WHAT YOU ARE ASKED TO DO: Return a copy of every line in the records that includes the word "type".

DATASET EXCERPTS:
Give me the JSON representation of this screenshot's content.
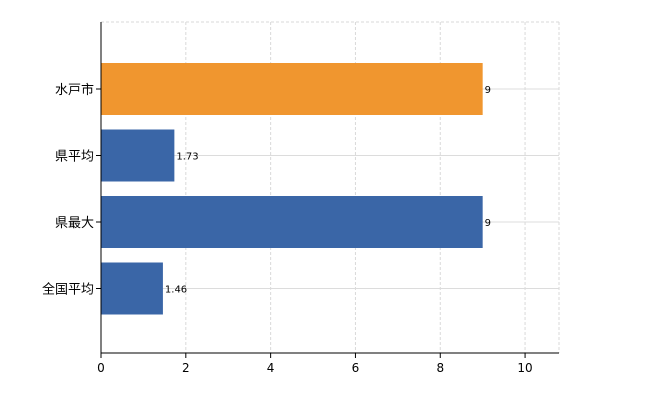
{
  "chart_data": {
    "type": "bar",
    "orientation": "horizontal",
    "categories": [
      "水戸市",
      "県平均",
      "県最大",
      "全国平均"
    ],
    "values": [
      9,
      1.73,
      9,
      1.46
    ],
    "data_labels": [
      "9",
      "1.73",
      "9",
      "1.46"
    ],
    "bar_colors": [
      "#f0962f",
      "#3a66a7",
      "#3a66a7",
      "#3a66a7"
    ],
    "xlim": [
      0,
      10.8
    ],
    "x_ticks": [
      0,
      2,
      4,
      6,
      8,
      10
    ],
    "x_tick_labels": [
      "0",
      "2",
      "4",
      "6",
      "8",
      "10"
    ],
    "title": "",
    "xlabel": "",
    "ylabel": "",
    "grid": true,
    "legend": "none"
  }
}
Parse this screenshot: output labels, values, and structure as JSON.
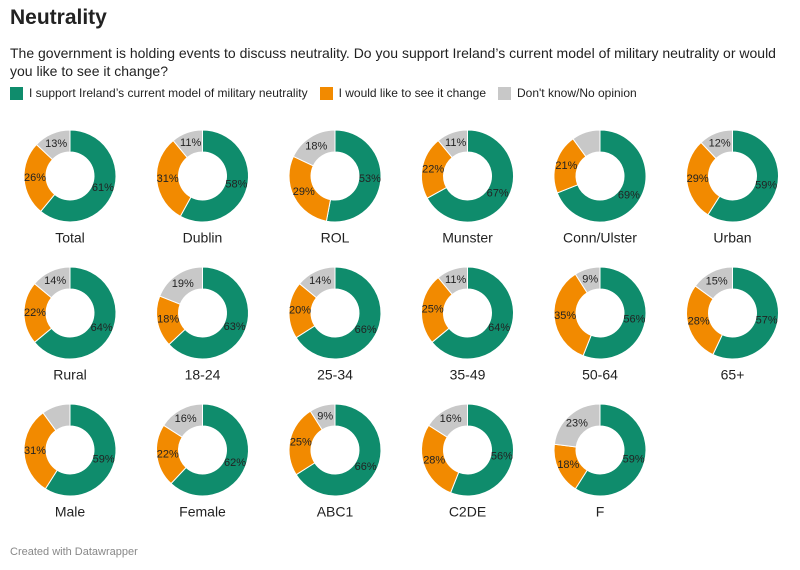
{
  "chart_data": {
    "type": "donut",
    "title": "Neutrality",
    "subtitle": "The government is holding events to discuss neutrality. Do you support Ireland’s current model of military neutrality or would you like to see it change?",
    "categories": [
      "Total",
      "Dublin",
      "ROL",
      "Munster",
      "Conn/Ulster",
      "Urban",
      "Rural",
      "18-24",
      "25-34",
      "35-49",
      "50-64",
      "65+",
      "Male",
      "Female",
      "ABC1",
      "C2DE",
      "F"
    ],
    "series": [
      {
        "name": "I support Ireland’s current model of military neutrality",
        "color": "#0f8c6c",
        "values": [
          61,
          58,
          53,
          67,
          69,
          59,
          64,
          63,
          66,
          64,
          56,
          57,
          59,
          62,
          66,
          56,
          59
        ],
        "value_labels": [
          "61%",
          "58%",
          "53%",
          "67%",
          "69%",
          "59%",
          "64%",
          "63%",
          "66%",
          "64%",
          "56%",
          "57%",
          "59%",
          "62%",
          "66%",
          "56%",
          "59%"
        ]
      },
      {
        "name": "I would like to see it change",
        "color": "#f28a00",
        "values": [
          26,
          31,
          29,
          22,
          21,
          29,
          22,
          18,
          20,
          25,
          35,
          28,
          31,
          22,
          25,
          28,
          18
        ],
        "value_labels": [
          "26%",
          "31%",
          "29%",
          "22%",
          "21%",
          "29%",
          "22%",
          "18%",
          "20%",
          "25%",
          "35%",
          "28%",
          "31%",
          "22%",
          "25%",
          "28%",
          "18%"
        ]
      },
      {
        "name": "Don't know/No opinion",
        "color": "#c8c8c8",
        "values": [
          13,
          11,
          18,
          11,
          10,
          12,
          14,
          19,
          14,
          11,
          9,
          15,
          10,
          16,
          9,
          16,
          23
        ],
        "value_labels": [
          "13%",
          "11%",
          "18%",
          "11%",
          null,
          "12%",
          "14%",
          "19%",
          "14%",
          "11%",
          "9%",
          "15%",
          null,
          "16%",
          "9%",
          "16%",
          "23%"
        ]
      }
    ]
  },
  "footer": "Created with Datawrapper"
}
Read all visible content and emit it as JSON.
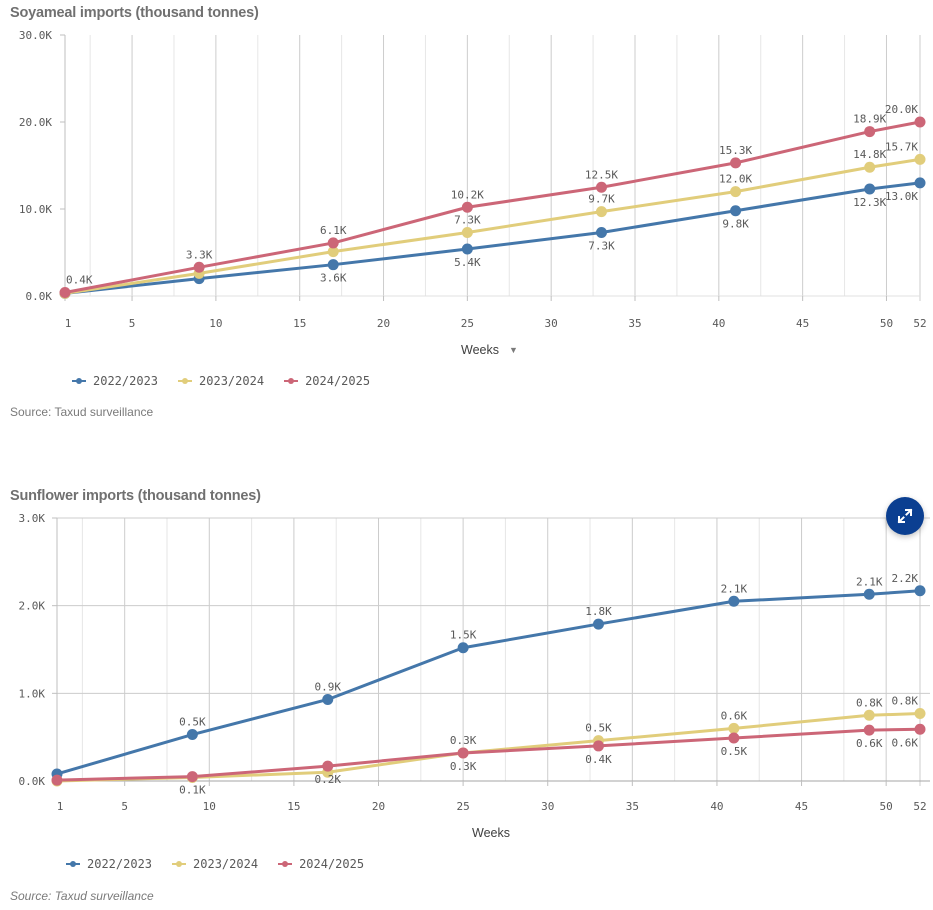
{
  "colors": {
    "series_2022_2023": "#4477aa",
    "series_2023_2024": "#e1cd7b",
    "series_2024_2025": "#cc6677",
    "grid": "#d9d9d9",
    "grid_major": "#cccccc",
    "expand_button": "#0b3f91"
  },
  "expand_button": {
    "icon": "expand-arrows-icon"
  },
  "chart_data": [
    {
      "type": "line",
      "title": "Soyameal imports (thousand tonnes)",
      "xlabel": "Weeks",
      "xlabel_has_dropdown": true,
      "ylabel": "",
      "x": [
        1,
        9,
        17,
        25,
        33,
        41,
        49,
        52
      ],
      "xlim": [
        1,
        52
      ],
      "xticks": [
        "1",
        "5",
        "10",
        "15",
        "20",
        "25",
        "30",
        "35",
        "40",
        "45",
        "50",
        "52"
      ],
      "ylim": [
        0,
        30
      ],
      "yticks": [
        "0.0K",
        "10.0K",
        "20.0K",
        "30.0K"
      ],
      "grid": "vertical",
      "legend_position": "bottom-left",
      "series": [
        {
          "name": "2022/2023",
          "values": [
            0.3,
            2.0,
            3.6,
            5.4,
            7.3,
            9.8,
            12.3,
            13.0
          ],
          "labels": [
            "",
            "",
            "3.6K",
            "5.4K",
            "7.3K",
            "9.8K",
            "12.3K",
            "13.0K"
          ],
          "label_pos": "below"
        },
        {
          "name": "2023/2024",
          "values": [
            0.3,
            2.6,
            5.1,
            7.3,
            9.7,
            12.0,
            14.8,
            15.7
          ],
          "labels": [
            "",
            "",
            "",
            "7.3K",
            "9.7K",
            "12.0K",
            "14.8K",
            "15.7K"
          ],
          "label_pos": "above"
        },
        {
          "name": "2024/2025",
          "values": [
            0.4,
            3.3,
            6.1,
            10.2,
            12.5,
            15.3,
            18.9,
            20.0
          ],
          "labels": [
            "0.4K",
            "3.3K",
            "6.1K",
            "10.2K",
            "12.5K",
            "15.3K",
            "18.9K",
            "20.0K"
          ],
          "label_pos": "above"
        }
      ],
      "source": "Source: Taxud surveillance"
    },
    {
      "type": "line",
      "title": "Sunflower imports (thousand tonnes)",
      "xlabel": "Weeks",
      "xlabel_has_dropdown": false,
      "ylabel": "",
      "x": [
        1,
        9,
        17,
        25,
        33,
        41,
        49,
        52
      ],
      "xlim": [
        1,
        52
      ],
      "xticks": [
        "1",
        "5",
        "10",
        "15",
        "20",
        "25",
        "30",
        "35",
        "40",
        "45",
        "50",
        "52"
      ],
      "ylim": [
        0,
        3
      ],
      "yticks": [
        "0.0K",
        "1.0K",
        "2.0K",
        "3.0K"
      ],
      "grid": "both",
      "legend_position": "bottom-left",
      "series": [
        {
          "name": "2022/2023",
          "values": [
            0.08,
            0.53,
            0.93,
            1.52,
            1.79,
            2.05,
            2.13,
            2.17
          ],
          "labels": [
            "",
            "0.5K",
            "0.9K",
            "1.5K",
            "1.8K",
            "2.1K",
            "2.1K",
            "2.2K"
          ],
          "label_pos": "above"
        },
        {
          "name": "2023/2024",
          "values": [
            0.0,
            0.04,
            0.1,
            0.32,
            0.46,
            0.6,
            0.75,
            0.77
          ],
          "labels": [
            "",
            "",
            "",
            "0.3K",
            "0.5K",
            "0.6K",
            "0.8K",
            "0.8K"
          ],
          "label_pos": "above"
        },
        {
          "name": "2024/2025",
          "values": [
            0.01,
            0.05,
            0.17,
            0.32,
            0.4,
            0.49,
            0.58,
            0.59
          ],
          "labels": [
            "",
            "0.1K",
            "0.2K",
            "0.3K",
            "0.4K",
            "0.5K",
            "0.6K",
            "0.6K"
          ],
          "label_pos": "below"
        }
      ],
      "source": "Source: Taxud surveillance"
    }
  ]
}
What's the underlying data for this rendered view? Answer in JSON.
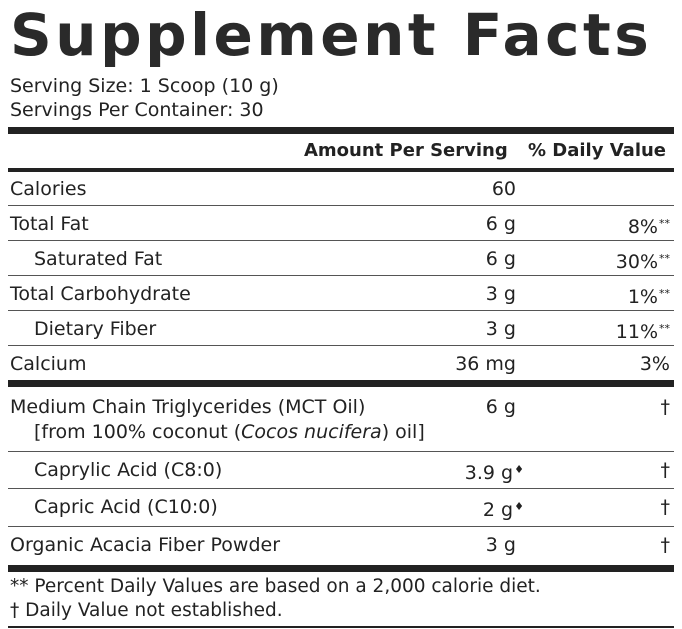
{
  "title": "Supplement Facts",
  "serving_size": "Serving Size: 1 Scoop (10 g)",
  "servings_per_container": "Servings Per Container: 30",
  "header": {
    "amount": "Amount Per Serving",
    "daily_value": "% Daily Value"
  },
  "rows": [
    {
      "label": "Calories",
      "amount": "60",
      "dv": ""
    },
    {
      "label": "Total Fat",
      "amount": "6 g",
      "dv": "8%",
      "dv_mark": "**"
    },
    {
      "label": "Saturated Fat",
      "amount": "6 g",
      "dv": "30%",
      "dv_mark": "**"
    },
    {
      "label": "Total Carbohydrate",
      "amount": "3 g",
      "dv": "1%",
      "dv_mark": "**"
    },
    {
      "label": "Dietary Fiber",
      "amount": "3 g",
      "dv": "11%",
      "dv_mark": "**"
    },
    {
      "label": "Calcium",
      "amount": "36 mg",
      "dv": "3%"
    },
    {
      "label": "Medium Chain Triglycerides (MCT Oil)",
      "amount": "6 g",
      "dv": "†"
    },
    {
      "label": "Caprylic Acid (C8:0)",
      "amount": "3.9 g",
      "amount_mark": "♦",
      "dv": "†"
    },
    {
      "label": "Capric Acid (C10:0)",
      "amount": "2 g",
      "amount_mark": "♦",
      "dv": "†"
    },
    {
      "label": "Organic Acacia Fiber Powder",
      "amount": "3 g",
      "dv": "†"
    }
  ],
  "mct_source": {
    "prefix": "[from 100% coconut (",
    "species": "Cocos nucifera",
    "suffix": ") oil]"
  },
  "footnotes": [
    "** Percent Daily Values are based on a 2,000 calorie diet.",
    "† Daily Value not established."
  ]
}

RESPONSE:
    "type": "bar",
    "type": "donut",
      "type": "line",
      "type": "line",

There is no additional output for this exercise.